(Saved entries)
====

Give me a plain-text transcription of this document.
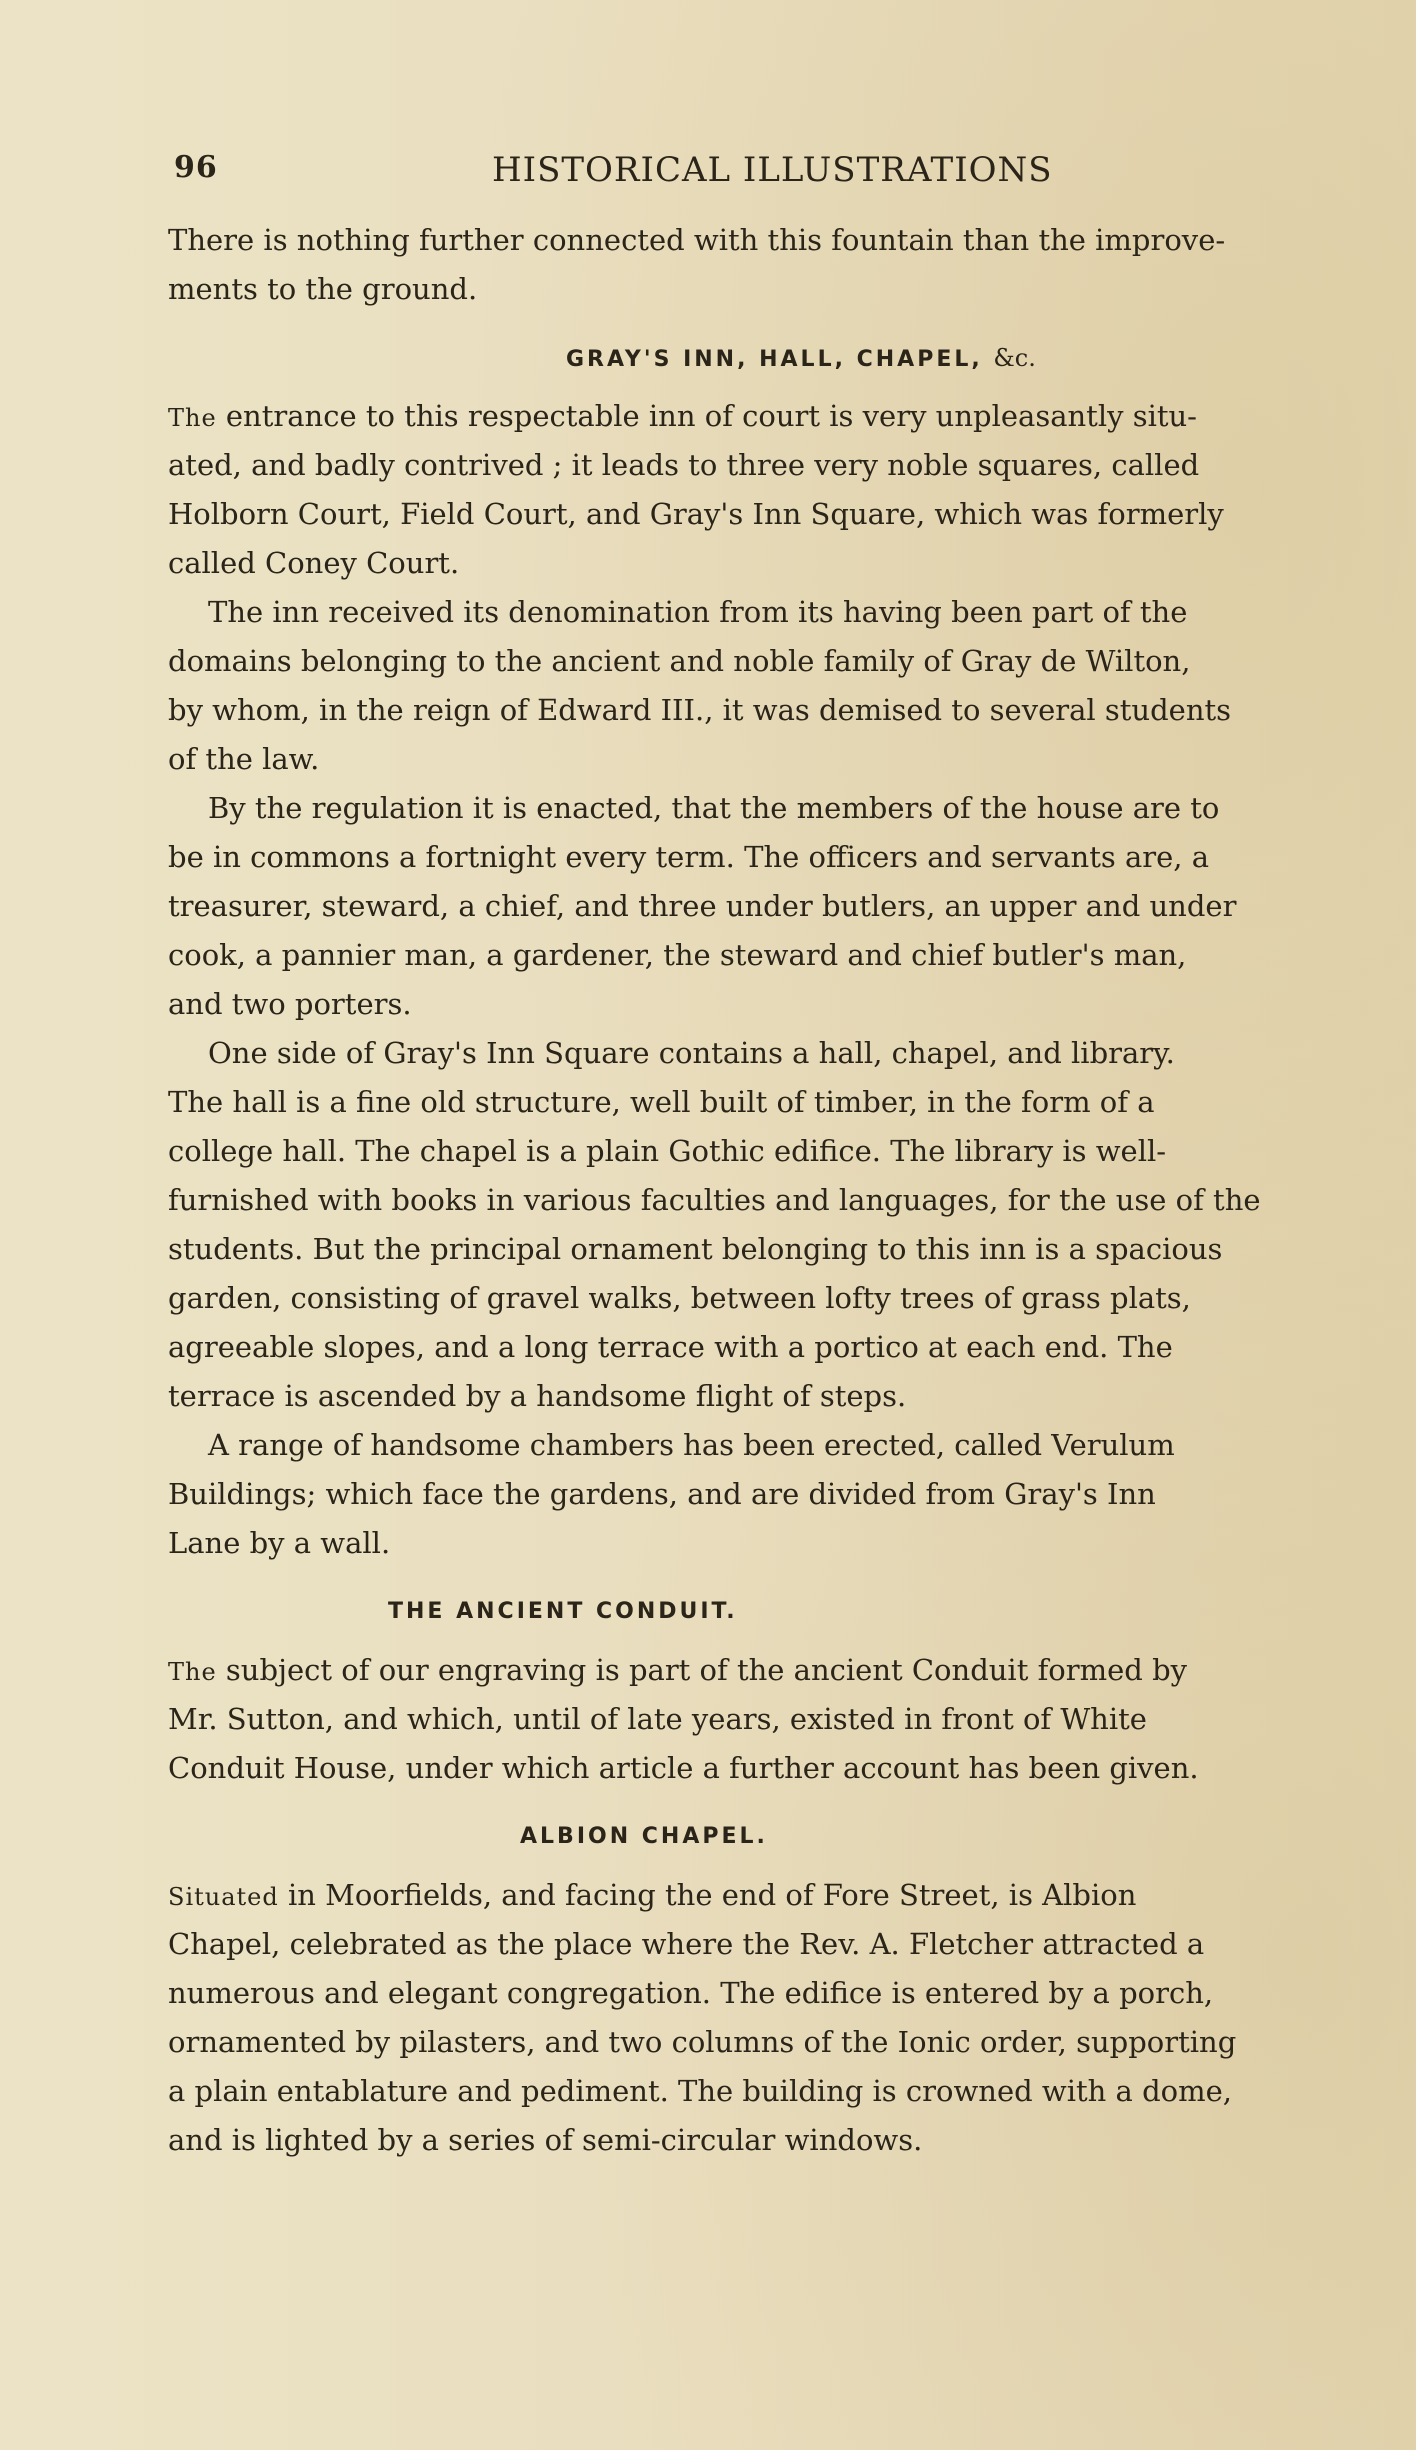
96	HISTORICAL ILLUSTRATIONS
There is nothing further connected with this fountain than the improve-
ments to the ground.
GRAY'S INN, HALL, CHAPEL, &c.
The entrance to this respectable inn of court is very unpleasantly situ-
ated, and badly contrived ; it leads to three very noble squares, called
Holborn Court, Field Court, and Gray's Inn Square, which was formerly
called Coney Court.
The inn received its denomination from its having been part of the
domains belonging to the ancient and noble family of Gray de Wilton,
by whom, in the reign of Edward III., it was demised to several students
of the law.
By the regulation it is enacted, that the members of the house are to
be in commons a fortnight every term. The officers and servants are, a
treasurer, steward, a chief, and three under butlers, an upper and under
cook, a pannier man, a gardener, the steward and chief butler's man,
and two porters.
One side of Gray's Inn Square contains a hall, chapel, and library.
The hall is a fine old structure, well built of timber, in the form of a
college hall. The chapel is a plain Gothic edifice. The library is well-
furnished with books in various faculties and languages, for the use of the
students. But the principal ornament belonging to this inn is a spacious
garden, consisting of gravel walks, between lofty trees of grass plats,
agreeable slopes, and a long terrace with a portico at each end. The
terrace is ascended by a handsome flight of steps.
A range of handsome chambers has been erected, called Verulum
Buildings; which face the gardens, and are divided from Gray's Inn
Lane by a wall.
THE ANCIENT CONDUIT.
The subject of our engraving is part of the ancient Conduit formed by
Mr. Sutton, and which, until of late years, existed in front of White
Conduit House, under which article a further account has been given.
ALBION CHAPEL.
Situated in Moorfields, and facing the end of Fore Street, is Albion
Chapel, celebrated as the place where the Rev. A. Fletcher attracted a
numerous and elegant congregation. The edifice is entered by a porch,
ornamented by pilasters, and two columns of the Ionic order, supporting
a plain entablature and pediment. The building is crowned with a dome,
and is lighted by a series of semi-circular windows.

====

- **What this task involves**
Would you set down the listing exactly, omitting pictures?

- **The solution**
Give me a plain-text transcription of this document.
96	HISTORICAL ILLUSTRATIONS
There is nothing further connected with this fountain than the improve-
ments to the ground.
GRAY'S INN, HALL, CHAPEL, &c.
The entrance to this respectable inn of court is very unpleasantly situ-
ated, and badly contrived ; it leads to three very noble squares, called
Holborn Court, Field Court, and Gray's Inn Square, which was formerly
called Coney Court.
The inn received its denomination from its having been part of the
domains belonging to the ancient and noble family of Gray de Wilton,
by whom, in the reign of Edward III., it was demised to several students
of the law.
By the regulation it is enacted, that the members of the house are to
be in commons a fortnight every term. The officers and servants are, a
treasurer, steward, a chief, and three under butlers, an upper and under
cook, a pannier man, a gardener, the steward and chief butler's man,
and two porters.
One side of Gray's Inn Square contains a hall, chapel, and library.
The hall is a fine old structure, well built of timber, in the form of a
college hall. The chapel is a plain Gothic edifice. The library is well-
furnished with books in various faculties and languages, for the use of the
students. But the principal ornament belonging to this inn is a spacious
garden, consisting of gravel walks, between lofty trees of grass plats,
agreeable slopes, and a long terrace with a portico at each end. The
terrace is ascended by a handsome flight of steps.
A range of handsome chambers has been erected, called Verulum
Buildings; which face the gardens, and are divided from Gray's Inn
Lane by a wall.
THE ANCIENT CONDUIT.
The subject of our engraving is part of the ancient Conduit formed by
Mr. Sutton, and which, until of late years, existed in front of White
Conduit House, under which article a further account has been given.
ALBION CHAPEL.
Situated in Moorfields, and facing the end of Fore Street, is Albion
Chapel, celebrated as the place where the Rev. A. Fletcher attracted a
numerous and elegant congregation. The edifice is entered by a porch,
ornamented by pilasters, and two columns of the Ionic order, supporting
a plain entablature and pediment. The building is crowned with a dome,
and is lighted by a series of semi-circular windows.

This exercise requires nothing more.